Saved data entries:
------------------------------------

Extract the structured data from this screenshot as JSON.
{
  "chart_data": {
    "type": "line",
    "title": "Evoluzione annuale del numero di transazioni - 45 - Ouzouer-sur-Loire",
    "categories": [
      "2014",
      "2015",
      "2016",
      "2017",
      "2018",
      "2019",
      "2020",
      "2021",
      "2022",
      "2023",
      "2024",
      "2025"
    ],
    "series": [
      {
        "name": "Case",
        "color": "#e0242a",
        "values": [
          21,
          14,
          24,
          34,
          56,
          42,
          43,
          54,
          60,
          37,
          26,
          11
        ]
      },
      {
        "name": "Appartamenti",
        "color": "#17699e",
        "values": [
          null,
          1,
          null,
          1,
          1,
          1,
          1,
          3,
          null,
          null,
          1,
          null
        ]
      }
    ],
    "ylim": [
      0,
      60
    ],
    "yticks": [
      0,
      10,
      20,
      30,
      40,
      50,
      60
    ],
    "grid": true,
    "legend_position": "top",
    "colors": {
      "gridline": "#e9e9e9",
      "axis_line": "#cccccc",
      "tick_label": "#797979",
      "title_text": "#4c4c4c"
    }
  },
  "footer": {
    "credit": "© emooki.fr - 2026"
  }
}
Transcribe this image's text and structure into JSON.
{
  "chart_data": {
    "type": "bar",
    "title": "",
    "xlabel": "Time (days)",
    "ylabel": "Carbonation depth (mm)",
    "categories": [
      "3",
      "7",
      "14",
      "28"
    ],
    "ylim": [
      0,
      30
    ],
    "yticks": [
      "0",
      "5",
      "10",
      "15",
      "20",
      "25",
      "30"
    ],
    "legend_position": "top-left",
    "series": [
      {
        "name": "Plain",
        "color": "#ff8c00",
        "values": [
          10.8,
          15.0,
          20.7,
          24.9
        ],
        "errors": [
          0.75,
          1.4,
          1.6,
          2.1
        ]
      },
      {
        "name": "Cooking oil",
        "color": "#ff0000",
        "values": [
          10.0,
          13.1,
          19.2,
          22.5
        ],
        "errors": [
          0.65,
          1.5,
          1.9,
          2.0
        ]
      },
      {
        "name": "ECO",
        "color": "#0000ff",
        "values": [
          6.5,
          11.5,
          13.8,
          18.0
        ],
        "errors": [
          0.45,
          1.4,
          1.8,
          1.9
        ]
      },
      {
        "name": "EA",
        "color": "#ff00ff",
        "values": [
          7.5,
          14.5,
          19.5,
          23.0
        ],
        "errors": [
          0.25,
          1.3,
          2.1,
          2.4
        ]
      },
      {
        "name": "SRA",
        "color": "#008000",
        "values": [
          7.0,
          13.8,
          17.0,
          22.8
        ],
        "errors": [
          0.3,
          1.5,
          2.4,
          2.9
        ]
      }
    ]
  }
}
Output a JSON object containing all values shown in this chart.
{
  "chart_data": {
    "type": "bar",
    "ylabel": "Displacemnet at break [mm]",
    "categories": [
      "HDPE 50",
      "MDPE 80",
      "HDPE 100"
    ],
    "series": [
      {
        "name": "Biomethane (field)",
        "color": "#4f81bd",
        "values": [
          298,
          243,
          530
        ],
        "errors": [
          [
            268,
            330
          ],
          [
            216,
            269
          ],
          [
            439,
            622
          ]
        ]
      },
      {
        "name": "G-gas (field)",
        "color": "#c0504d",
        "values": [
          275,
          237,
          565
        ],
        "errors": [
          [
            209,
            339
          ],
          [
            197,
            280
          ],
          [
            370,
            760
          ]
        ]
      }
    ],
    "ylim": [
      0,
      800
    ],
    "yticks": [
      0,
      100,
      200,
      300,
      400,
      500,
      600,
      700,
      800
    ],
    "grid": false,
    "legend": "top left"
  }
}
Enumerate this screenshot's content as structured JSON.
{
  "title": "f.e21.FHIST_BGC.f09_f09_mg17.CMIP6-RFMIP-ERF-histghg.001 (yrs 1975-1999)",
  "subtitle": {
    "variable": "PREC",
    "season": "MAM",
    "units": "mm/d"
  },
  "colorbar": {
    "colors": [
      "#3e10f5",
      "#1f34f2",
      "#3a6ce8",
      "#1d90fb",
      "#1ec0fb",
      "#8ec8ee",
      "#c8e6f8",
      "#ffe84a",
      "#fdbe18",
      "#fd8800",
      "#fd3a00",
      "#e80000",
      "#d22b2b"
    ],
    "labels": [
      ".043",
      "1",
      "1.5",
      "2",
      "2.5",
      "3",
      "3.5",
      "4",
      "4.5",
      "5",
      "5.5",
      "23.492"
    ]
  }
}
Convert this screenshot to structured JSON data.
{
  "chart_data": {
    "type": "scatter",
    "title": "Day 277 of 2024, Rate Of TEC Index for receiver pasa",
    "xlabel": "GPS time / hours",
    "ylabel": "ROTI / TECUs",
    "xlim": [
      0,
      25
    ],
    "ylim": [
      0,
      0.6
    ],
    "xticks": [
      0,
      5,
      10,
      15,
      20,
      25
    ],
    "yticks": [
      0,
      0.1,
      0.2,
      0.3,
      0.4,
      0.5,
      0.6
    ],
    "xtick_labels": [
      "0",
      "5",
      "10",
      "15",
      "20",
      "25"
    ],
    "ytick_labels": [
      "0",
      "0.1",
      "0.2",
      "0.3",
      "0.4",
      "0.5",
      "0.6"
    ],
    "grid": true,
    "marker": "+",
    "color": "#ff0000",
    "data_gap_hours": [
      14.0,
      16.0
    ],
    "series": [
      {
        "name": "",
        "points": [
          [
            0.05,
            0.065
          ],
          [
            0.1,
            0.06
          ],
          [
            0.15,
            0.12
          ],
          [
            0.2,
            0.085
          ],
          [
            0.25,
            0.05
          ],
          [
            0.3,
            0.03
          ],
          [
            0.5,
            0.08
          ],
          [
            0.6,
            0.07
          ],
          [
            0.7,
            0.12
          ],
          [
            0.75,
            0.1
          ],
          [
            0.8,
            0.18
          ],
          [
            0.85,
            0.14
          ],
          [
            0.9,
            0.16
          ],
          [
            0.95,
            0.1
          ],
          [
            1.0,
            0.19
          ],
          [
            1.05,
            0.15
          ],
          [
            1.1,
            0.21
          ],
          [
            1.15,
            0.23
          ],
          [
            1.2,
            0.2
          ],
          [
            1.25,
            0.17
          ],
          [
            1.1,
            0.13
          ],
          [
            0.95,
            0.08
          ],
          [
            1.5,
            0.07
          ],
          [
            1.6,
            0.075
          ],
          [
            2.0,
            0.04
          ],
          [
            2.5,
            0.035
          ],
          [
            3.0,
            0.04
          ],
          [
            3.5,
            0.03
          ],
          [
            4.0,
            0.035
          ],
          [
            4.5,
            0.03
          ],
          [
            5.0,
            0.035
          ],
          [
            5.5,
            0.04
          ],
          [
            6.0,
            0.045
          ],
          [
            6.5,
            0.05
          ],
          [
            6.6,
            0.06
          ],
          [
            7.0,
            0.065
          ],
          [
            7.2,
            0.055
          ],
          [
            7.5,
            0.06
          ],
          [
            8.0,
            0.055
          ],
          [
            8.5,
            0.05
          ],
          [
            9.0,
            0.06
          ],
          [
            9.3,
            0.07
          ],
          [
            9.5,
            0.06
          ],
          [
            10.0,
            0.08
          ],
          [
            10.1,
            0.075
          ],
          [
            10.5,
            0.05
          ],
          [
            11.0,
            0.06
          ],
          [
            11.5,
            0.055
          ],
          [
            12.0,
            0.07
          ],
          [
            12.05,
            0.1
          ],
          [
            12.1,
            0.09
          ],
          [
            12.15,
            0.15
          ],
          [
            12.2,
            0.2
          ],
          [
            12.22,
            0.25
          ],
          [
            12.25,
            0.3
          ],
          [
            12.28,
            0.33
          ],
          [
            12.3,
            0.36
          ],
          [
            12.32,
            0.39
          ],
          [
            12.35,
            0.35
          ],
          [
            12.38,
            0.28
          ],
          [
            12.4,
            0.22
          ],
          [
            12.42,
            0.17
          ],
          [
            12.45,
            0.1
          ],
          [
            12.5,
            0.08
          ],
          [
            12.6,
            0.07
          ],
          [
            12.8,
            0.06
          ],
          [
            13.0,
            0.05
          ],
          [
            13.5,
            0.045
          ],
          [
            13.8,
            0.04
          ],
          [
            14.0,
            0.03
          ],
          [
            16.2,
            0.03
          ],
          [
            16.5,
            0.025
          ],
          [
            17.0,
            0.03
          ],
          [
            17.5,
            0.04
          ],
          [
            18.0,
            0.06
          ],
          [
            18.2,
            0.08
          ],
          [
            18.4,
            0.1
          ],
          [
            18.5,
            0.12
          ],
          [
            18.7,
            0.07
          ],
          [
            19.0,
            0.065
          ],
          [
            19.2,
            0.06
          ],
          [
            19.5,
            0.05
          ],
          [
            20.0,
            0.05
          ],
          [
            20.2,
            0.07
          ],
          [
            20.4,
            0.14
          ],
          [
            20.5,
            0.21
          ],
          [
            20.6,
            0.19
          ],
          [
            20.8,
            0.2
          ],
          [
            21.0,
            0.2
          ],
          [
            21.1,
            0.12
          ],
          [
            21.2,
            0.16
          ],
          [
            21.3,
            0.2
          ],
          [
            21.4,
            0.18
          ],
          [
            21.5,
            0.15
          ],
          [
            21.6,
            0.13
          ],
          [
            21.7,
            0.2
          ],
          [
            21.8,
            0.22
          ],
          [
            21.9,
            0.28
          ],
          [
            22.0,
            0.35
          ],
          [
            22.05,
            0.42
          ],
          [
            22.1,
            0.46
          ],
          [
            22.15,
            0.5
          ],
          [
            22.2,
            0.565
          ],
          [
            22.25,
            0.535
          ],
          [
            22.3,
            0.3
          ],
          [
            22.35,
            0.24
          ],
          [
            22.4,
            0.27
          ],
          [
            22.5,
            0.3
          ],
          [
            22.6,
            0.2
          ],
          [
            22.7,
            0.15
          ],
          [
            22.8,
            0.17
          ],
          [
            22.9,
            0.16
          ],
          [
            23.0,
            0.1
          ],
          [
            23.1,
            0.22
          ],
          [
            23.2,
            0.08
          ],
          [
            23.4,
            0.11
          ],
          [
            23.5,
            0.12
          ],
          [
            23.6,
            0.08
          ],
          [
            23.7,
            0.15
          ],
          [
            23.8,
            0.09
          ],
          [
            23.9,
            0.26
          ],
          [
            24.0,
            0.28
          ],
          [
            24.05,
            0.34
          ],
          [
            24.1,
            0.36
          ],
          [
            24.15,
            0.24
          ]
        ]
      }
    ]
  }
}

------------------------------------

**Set task:** Copy every line from the records above that contains the word "JSON".

**Full solution:**
Extract the structured data from this screenshot as JSON.
Transcribe this image's text and structure into JSON.
Output a JSON object containing all values shown in this chart.
Enumerate this screenshot's content as structured JSON.
Convert this screenshot to structured JSON data.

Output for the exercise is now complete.